━━━━━ Exercise inputs ━━━━━
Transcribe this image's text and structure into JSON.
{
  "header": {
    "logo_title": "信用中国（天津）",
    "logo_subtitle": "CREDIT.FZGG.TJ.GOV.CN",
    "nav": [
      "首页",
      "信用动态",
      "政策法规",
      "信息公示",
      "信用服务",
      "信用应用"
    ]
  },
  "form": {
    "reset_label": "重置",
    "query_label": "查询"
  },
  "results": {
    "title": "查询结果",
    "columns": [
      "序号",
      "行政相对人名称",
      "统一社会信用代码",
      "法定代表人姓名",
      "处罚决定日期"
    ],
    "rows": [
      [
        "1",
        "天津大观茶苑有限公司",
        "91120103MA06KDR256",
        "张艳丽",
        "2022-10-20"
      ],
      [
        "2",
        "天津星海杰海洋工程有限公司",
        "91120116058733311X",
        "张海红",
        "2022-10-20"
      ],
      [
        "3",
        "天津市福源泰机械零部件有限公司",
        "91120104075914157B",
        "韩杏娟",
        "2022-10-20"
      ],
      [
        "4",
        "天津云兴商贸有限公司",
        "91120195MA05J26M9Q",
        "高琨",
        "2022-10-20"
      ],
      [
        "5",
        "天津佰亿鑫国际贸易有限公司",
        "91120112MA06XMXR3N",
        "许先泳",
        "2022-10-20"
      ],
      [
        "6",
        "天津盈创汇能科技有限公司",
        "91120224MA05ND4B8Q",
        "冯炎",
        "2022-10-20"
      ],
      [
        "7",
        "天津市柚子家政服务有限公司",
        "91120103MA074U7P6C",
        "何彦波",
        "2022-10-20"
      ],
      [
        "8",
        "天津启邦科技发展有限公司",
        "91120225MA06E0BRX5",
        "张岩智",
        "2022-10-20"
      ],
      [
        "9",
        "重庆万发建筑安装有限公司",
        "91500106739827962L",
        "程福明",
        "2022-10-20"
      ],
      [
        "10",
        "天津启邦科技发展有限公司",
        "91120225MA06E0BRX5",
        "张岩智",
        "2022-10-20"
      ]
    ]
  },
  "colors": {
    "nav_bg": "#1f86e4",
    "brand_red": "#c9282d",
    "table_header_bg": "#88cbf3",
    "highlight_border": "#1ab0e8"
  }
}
━━━━━
**What you have to do:**
Copy all of the material word for word.

**Written response:**
Transcribe this image's text and structure into JSON.
{
  "header": {
    "logo_title": "信用中国（天津）",
    "logo_subtitle": "CREDIT.FZGG.TJ.GOV.CN",
    "nav": [
      "首页",
      "信用动态",
      "政策法规",
      "信息公示",
      "信用服务",
      "信用应用"
    ]
  },
  "form": {
    "reset_label": "重置",
    "query_label": "查询"
  },
  "results": {
    "title": "查询结果",
    "columns": [
      "序号",
      "行政相对人名称",
      "统一社会信用代码",
      "法定代表人姓名",
      "处罚决定日期"
    ],
    "rows": [
      [
        "1",
        "天津大观茶苑有限公司",
        "91120103MA06KDR256",
        "张艳丽",
        "2022-10-20"
      ],
      [
        "2",
        "天津星海杰海洋工程有限公司",
        "91120116058733311X",
        "张海红",
        "2022-10-20"
      ],
      [
        "3",
        "天津市福源泰机械零部件有限公司",
        "91120104075914157B",
        "韩杏娟",
        "2022-10-20"
      ],
      [
        "4",
        "天津云兴商贸有限公司",
        "91120195MA05J26M9Q",
        "高琨",
        "2022-10-20"
      ],
      [
        "5",
        "天津佰亿鑫国际贸易有限公司",
        "91120112MA06XMXR3N",
        "许先泳",
        "2022-10-20"
      ],
      [
        "6",
        "天津盈创汇能科技有限公司",
        "91120224MA05ND4B8Q",
        "冯炎",
        "2022-10-20"
      ],
      [
        "7",
        "天津市柚子家政服务有限公司",
        "91120103MA074U7P6C",
        "何彦波",
        "2022-10-20"
      ],
      [
        "8",
        "天津启邦科技发展有限公司",
        "91120225MA06E0BRX5",
        "张岩智",
        "2022-10-20"
      ],
      [
        "9",
        "重庆万发建筑安装有限公司",
        "91500106739827962L",
        "程福明",
        "2022-10-20"
      ],
      [
        "10",
        "天津启邦科技发展有限公司",
        "91120225MA06E0BRX5",
        "张岩智",
        "2022-10-20"
      ]
    ]
  },
  "colors": {
    "nav_bg": "#1f86e4",
    "brand_red": "#c9282d",
    "table_header_bg": "#88cbf3",
    "highlight_border": "#1ab0e8"
  }
}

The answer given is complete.